Saved entries
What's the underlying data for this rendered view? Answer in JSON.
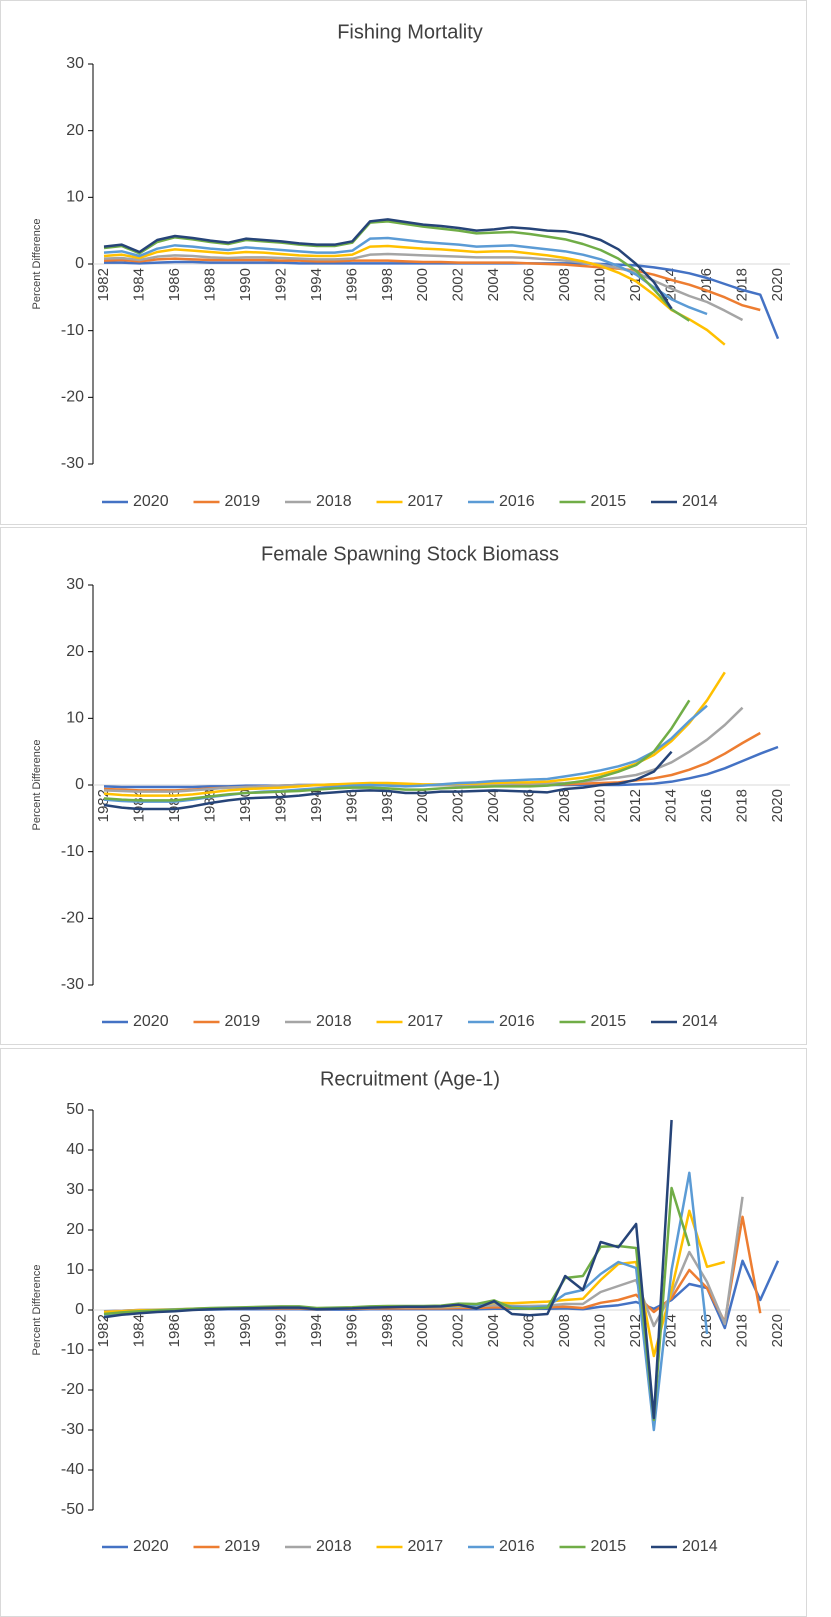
{
  "chart_data": [
    {
      "type": "line",
      "title": "Fishing Mortality",
      "y_label": "Percent Difference",
      "categories": [
        "1982",
        null,
        "1984",
        null,
        "1986",
        null,
        "1988",
        null,
        "1990",
        null,
        "1992",
        null,
        "1994",
        null,
        "1996",
        null,
        "1998",
        null,
        "2000",
        null,
        "2002",
        null,
        "2004",
        null,
        "2006",
        null,
        "2008",
        null,
        "2010",
        null,
        "2012",
        null,
        "2014",
        null,
        "2016",
        null,
        "2018",
        null,
        "2020"
      ],
      "ylim": [
        -30,
        30
      ],
      "yticks": [
        -30,
        -20,
        -10,
        0,
        10,
        20,
        30
      ],
      "grid": false,
      "legend": "bottom",
      "series": [
        {
          "name": "2020",
          "color": "#4472c4",
          "values": [
            0.2,
            0.2,
            0.1,
            0.2,
            0.3,
            0.3,
            0.2,
            0.2,
            0.2,
            0.2,
            0.2,
            0.1,
            0.1,
            0.1,
            0.1,
            0.1,
            0.1,
            0.1,
            0.1,
            0.1,
            0.1,
            0.1,
            0.1,
            0.1,
            0.1,
            0.1,
            0.1,
            0.1,
            0.0,
            -0.1,
            -0.2,
            -0.5,
            -0.9,
            -1.4,
            -2.1,
            -3.0,
            -3.9,
            -4.6,
            -11.2
          ]
        },
        {
          "name": "2019",
          "color": "#ed7d31",
          "values": [
            0.5,
            0.6,
            0.4,
            0.7,
            0.8,
            0.7,
            0.6,
            0.6,
            0.6,
            0.6,
            0.5,
            0.5,
            0.4,
            0.4,
            0.5,
            0.5,
            0.5,
            0.4,
            0.3,
            0.3,
            0.2,
            0.2,
            0.2,
            0.2,
            0.1,
            0.0,
            -0.1,
            -0.3,
            -0.5,
            -0.7,
            -1.0,
            -1.6,
            -2.4,
            -3.1,
            -4.0,
            -5.0,
            -6.2,
            -6.9,
            null
          ]
        },
        {
          "name": "2018",
          "color": "#a5a5a5",
          "values": [
            0.8,
            0.9,
            0.6,
            1.1,
            1.3,
            1.2,
            1.0,
            0.9,
            1.0,
            1.0,
            0.9,
            0.8,
            0.7,
            0.7,
            0.8,
            1.4,
            1.5,
            1.4,
            1.3,
            1.2,
            1.1,
            1.0,
            1.0,
            1.0,
            0.9,
            0.7,
            0.5,
            0.2,
            -0.1,
            -0.6,
            -1.3,
            -2.5,
            -3.7,
            -4.8,
            -5.7,
            -7.0,
            -8.4,
            null,
            null
          ]
        },
        {
          "name": "2017",
          "color": "#ffc000",
          "values": [
            1.2,
            1.4,
            0.9,
            1.8,
            2.2,
            2.0,
            1.8,
            1.6,
            1.8,
            1.7,
            1.5,
            1.3,
            1.2,
            1.2,
            1.4,
            2.6,
            2.7,
            2.5,
            2.3,
            2.2,
            2.0,
            1.8,
            1.9,
            1.9,
            1.6,
            1.3,
            0.9,
            0.4,
            -0.3,
            -1.3,
            -2.6,
            -4.6,
            -6.9,
            -8.3,
            -9.9,
            -12.1,
            null,
            null,
            null
          ]
        },
        {
          "name": "2016",
          "color": "#5b9bd5",
          "values": [
            1.7,
            1.9,
            1.2,
            2.3,
            2.8,
            2.6,
            2.3,
            2.1,
            2.5,
            2.3,
            2.1,
            1.9,
            1.7,
            1.7,
            2.0,
            3.8,
            3.9,
            3.6,
            3.3,
            3.1,
            2.9,
            2.6,
            2.7,
            2.8,
            2.5,
            2.2,
            1.9,
            1.4,
            0.7,
            -0.3,
            -1.6,
            -3.5,
            -5.3,
            -6.5,
            -7.5,
            null,
            null,
            null,
            null
          ]
        },
        {
          "name": "2015",
          "color": "#70ad47",
          "values": [
            2.4,
            2.7,
            1.6,
            3.3,
            4.0,
            3.7,
            3.3,
            3.0,
            3.6,
            3.4,
            3.2,
            2.9,
            2.7,
            2.7,
            3.2,
            6.2,
            6.4,
            6.0,
            5.6,
            5.3,
            5.0,
            4.6,
            4.7,
            4.8,
            4.5,
            4.1,
            3.7,
            3.0,
            2.1,
            0.8,
            -1.0,
            -3.8,
            -6.8,
            -8.5,
            null,
            null,
            null,
            null,
            null
          ]
        },
        {
          "name": "2014",
          "color": "#264478",
          "values": [
            2.6,
            2.9,
            1.8,
            3.6,
            4.2,
            3.9,
            3.5,
            3.2,
            3.8,
            3.6,
            3.4,
            3.1,
            2.9,
            2.9,
            3.4,
            6.4,
            6.7,
            6.3,
            5.9,
            5.7,
            5.4,
            5.0,
            5.2,
            5.5,
            5.3,
            5.0,
            4.9,
            4.4,
            3.6,
            2.2,
            0.0,
            -2.7,
            -6.7,
            null,
            null,
            null,
            null,
            null,
            null
          ]
        }
      ]
    },
    {
      "type": "line",
      "title": "Female Spawning Stock Biomass",
      "y_label": "Percent Difference",
      "categories": [
        "1982",
        null,
        "1984",
        null,
        "1986",
        null,
        "1988",
        null,
        "1990",
        null,
        "1992",
        null,
        "1994",
        null,
        "1996",
        null,
        "1998",
        null,
        "2000",
        null,
        "2002",
        null,
        "2004",
        null,
        "2006",
        null,
        "2008",
        null,
        "2010",
        null,
        "2012",
        null,
        "2014",
        null,
        "2016",
        null,
        "2018",
        null,
        "2020"
      ],
      "ylim": [
        -30,
        30
      ],
      "yticks": [
        -30,
        -20,
        -10,
        0,
        10,
        20,
        30
      ],
      "grid": false,
      "legend": "bottom",
      "series": [
        {
          "name": "2020",
          "color": "#4472c4",
          "values": [
            -0.2,
            -0.3,
            -0.3,
            -0.3,
            -0.3,
            -0.3,
            -0.2,
            -0.2,
            -0.1,
            -0.1,
            -0.1,
            0.0,
            0.0,
            0.0,
            0.0,
            0.0,
            0.0,
            0.0,
            0.0,
            0.0,
            0.0,
            0.0,
            0.0,
            0.0,
            0.0,
            0.0,
            0.0,
            0.0,
            0.0,
            0.0,
            0.1,
            0.2,
            0.5,
            1.0,
            1.6,
            2.5,
            3.6,
            4.7,
            5.7
          ]
        },
        {
          "name": "2019",
          "color": "#ed7d31",
          "values": [
            -0.6,
            -0.7,
            -0.8,
            -0.8,
            -0.8,
            -0.7,
            -0.5,
            -0.4,
            -0.3,
            -0.2,
            -0.1,
            -0.1,
            0.0,
            0.0,
            0.0,
            0.0,
            0.0,
            0.0,
            0.0,
            0.0,
            0.0,
            0.0,
            0.1,
            0.1,
            0.1,
            0.1,
            0.1,
            0.2,
            0.3,
            0.4,
            0.7,
            1.0,
            1.5,
            2.3,
            3.3,
            4.7,
            6.3,
            7.8,
            null
          ]
        },
        {
          "name": "2018",
          "color": "#a5a5a5",
          "values": [
            -0.8,
            -0.9,
            -1.0,
            -1.0,
            -1.0,
            -0.8,
            -0.6,
            -0.4,
            -0.3,
            -0.2,
            -0.1,
            0.0,
            0.0,
            0.1,
            0.1,
            0.1,
            0.1,
            0.0,
            0.0,
            0.0,
            0.0,
            0.1,
            0.1,
            0.2,
            0.2,
            0.2,
            0.3,
            0.5,
            0.8,
            1.1,
            1.5,
            2.3,
            3.4,
            5.0,
            6.8,
            9.0,
            11.6,
            null,
            null
          ]
        },
        {
          "name": "2017",
          "color": "#ffc000",
          "values": [
            -1.3,
            -1.5,
            -1.6,
            -1.6,
            -1.6,
            -1.4,
            -1.1,
            -0.8,
            -0.6,
            -0.5,
            -0.4,
            -0.2,
            0.0,
            0.1,
            0.2,
            0.3,
            0.3,
            0.2,
            0.1,
            0.1,
            0.2,
            0.2,
            0.3,
            0.4,
            0.4,
            0.5,
            0.8,
            1.1,
            1.6,
            2.3,
            3.2,
            4.5,
            6.6,
            9.3,
            12.7,
            16.9,
            null,
            null,
            null
          ]
        },
        {
          "name": "2016",
          "color": "#5b9bd5",
          "values": [
            -2.2,
            -2.4,
            -2.5,
            -2.5,
            -2.5,
            -2.2,
            -1.8,
            -1.5,
            -1.2,
            -1.0,
            -0.9,
            -0.7,
            -0.5,
            -0.3,
            -0.1,
            0.0,
            -0.1,
            -0.2,
            -0.1,
            0.1,
            0.3,
            0.4,
            0.6,
            0.7,
            0.8,
            0.9,
            1.3,
            1.7,
            2.2,
            2.8,
            3.6,
            5.0,
            7.0,
            9.6,
            11.9,
            null,
            null,
            null,
            null
          ]
        },
        {
          "name": "2015",
          "color": "#70ad47",
          "values": [
            -2.0,
            -2.2,
            -2.3,
            -2.3,
            -2.3,
            -2.0,
            -1.7,
            -1.4,
            -1.2,
            -1.1,
            -1.0,
            -0.9,
            -0.7,
            -0.5,
            -0.4,
            -0.4,
            -0.5,
            -0.7,
            -0.7,
            -0.5,
            -0.4,
            -0.3,
            -0.2,
            -0.2,
            -0.2,
            -0.1,
            0.2,
            0.6,
            1.2,
            2.0,
            3.0,
            5.0,
            8.5,
            12.7,
            null,
            null,
            null,
            null,
            null
          ]
        },
        {
          "name": "2014",
          "color": "#264478",
          "values": [
            -3.0,
            -3.4,
            -3.6,
            -3.6,
            -3.6,
            -3.2,
            -2.7,
            -2.3,
            -2.0,
            -1.9,
            -1.8,
            -1.6,
            -1.3,
            -1.1,
            -0.9,
            -0.8,
            -0.9,
            -1.2,
            -1.2,
            -1.0,
            -1.0,
            -0.9,
            -0.8,
            -0.9,
            -1.0,
            -1.1,
            -0.6,
            -0.4,
            0.0,
            0.2,
            0.8,
            2.0,
            5.0,
            null,
            null,
            null,
            null,
            null,
            null
          ]
        }
      ]
    },
    {
      "type": "line",
      "title": "Recruitment (Age-1)",
      "y_label": "Percent Difference",
      "categories": [
        "1982",
        null,
        "1984",
        null,
        "1986",
        null,
        "1988",
        null,
        "1990",
        null,
        "1992",
        null,
        "1994",
        null,
        "1996",
        null,
        "1998",
        null,
        "2000",
        null,
        "2002",
        null,
        "2004",
        null,
        "2006",
        null,
        "2008",
        null,
        "2010",
        null,
        "2012",
        null,
        "2014",
        null,
        "2016",
        null,
        "2018",
        null,
        "2020"
      ],
      "ylim": [
        -50,
        50
      ],
      "yticks": [
        -50,
        -40,
        -30,
        -20,
        -10,
        0,
        10,
        20,
        30,
        40,
        50
      ],
      "grid": false,
      "legend": "bottom",
      "series": [
        {
          "name": "2020",
          "color": "#4472c4",
          "values": [
            -0.3,
            -0.2,
            -0.1,
            0.0,
            0.0,
            0.1,
            0.1,
            0.2,
            0.2,
            0.2,
            0.2,
            0.2,
            0.1,
            0.1,
            0.1,
            0.2,
            0.2,
            0.2,
            0.2,
            0.2,
            0.2,
            0.2,
            0.3,
            0.3,
            0.3,
            0.3,
            0.4,
            0.2,
            0.8,
            1.2,
            2.0,
            0.3,
            2.5,
            6.5,
            5.5,
            -4.5,
            12.3,
            2.5,
            12.3
          ]
        },
        {
          "name": "2019",
          "color": "#ed7d31",
          "values": [
            -0.4,
            -0.2,
            0.0,
            0.0,
            0.1,
            0.2,
            0.3,
            0.3,
            0.4,
            0.4,
            0.4,
            0.4,
            0.2,
            0.3,
            0.3,
            0.4,
            0.4,
            0.4,
            0.4,
            0.4,
            0.5,
            0.5,
            0.7,
            0.6,
            0.6,
            0.7,
            0.8,
            0.5,
            1.8,
            2.5,
            3.8,
            -0.5,
            3.0,
            10.0,
            5.5,
            -3.0,
            23.3,
            -0.8,
            null
          ]
        },
        {
          "name": "2018",
          "color": "#a5a5a5",
          "values": [
            -0.4,
            -0.2,
            0.0,
            0.1,
            0.2,
            0.3,
            0.4,
            0.4,
            0.5,
            0.5,
            0.6,
            0.6,
            0.3,
            0.4,
            0.5,
            0.6,
            0.7,
            0.7,
            0.7,
            0.7,
            0.8,
            0.9,
            1.2,
            1.0,
            1.0,
            1.1,
            1.5,
            1.5,
            4.5,
            6.0,
            7.5,
            -4.0,
            4.0,
            14.5,
            7.0,
            -3.5,
            28.3,
            null,
            null
          ]
        },
        {
          "name": "2017",
          "color": "#ffc000",
          "values": [
            -0.5,
            -0.3,
            -0.1,
            0.0,
            0.1,
            0.3,
            0.4,
            0.5,
            0.6,
            0.6,
            0.7,
            0.7,
            0.4,
            0.5,
            0.6,
            0.7,
            0.8,
            0.8,
            0.8,
            0.9,
            1.1,
            1.2,
            1.8,
            1.7,
            1.9,
            2.1,
            2.5,
            2.8,
            7.5,
            11.5,
            12.0,
            -11.5,
            5.0,
            24.8,
            10.8,
            12.0,
            null,
            null,
            null
          ]
        },
        {
          "name": "2016",
          "color": "#5b9bd5",
          "values": [
            -1.2,
            -0.8,
            -0.5,
            -0.2,
            0.0,
            0.2,
            0.4,
            0.5,
            0.6,
            0.7,
            0.8,
            0.8,
            0.4,
            0.5,
            0.6,
            0.8,
            0.9,
            0.9,
            0.9,
            1.0,
            1.3,
            1.2,
            2.0,
            0.8,
            0.6,
            0.9,
            4.0,
            5.0,
            9.0,
            12.0,
            10.5,
            -30.0,
            10.0,
            34.3,
            -6.0,
            null,
            null,
            null,
            null
          ]
        },
        {
          "name": "2015",
          "color": "#70ad47",
          "values": [
            -1.0,
            -0.6,
            -0.3,
            -0.1,
            0.1,
            0.3,
            0.5,
            0.6,
            0.7,
            0.8,
            0.9,
            0.9,
            0.5,
            0.6,
            0.7,
            0.9,
            1.0,
            1.0,
            1.0,
            1.1,
            1.6,
            1.5,
            2.4,
            0.5,
            0.3,
            0.6,
            8.0,
            8.5,
            15.8,
            16.0,
            15.5,
            -27.5,
            30.5,
            16.0,
            null,
            null,
            null,
            null,
            null
          ]
        },
        {
          "name": "2014",
          "color": "#264478",
          "values": [
            -1.8,
            -1.2,
            -0.8,
            -0.5,
            -0.3,
            0.0,
            0.2,
            0.3,
            0.4,
            0.5,
            0.6,
            0.6,
            0.2,
            0.3,
            0.4,
            0.6,
            0.7,
            0.8,
            0.8,
            0.9,
            1.3,
            0.4,
            2.2,
            -1.0,
            -1.3,
            -1.0,
            8.5,
            5.0,
            17.0,
            15.7,
            21.5,
            -27.0,
            47.5,
            null,
            null,
            null,
            null,
            null,
            null
          ]
        }
      ]
    }
  ]
}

◆ **GOAL**: Copy all lines from the entries that contain the word "title".

◆ **ANSWER**:
      "title": "Fishing Mortality",
      "title": "Female Spawning Stock Biomass",
      "title": "Recruitment (Age-1)",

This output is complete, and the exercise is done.